**SHORT PROBLEM:**
In the entries, find all lines that hold the word "this" and copy them.

Start

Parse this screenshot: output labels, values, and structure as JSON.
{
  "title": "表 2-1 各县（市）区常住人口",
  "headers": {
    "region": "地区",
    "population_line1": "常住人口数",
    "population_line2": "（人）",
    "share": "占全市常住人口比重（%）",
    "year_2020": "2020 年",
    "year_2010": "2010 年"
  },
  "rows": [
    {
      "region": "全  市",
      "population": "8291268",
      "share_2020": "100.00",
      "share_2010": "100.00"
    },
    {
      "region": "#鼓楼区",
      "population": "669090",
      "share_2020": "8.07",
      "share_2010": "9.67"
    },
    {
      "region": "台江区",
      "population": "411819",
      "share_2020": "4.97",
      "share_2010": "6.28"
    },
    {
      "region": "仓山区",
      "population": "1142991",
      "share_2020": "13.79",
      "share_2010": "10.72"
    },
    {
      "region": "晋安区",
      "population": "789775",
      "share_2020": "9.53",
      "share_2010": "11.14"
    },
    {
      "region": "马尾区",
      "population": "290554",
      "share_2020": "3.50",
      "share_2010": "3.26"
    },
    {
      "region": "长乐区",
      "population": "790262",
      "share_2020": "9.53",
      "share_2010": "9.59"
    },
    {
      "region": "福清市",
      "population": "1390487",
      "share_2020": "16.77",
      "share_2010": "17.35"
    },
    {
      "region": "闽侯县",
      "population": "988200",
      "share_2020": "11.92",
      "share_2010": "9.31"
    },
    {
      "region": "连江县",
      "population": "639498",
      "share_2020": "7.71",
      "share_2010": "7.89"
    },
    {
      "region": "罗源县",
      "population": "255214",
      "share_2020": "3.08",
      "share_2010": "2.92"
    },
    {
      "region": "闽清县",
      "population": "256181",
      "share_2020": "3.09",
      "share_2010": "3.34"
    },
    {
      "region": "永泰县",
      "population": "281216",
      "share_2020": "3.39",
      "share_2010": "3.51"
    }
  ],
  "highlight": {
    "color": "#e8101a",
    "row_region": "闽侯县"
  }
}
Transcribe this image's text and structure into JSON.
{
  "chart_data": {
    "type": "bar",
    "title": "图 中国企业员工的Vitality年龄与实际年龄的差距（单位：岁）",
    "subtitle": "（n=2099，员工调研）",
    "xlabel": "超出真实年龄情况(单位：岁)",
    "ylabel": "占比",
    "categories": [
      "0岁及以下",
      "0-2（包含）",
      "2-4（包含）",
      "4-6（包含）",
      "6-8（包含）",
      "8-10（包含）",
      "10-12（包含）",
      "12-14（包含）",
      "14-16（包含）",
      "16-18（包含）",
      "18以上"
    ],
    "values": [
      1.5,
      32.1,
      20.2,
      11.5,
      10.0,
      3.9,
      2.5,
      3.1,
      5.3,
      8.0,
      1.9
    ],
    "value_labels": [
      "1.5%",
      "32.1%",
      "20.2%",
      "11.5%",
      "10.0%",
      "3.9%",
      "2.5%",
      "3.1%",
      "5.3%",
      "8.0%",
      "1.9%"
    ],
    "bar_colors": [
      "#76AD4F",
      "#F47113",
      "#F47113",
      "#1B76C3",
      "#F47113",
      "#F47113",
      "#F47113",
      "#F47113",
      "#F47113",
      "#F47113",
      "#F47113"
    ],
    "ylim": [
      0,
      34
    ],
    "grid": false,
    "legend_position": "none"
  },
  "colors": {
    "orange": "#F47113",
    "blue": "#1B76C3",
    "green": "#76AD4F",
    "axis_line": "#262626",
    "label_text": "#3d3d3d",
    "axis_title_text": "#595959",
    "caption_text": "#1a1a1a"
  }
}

End

**WRITTEN SOLUTION:**
Parse this screenshot: output labels, values, and structure as JSON.
Transcribe this image's text and structure into JSON.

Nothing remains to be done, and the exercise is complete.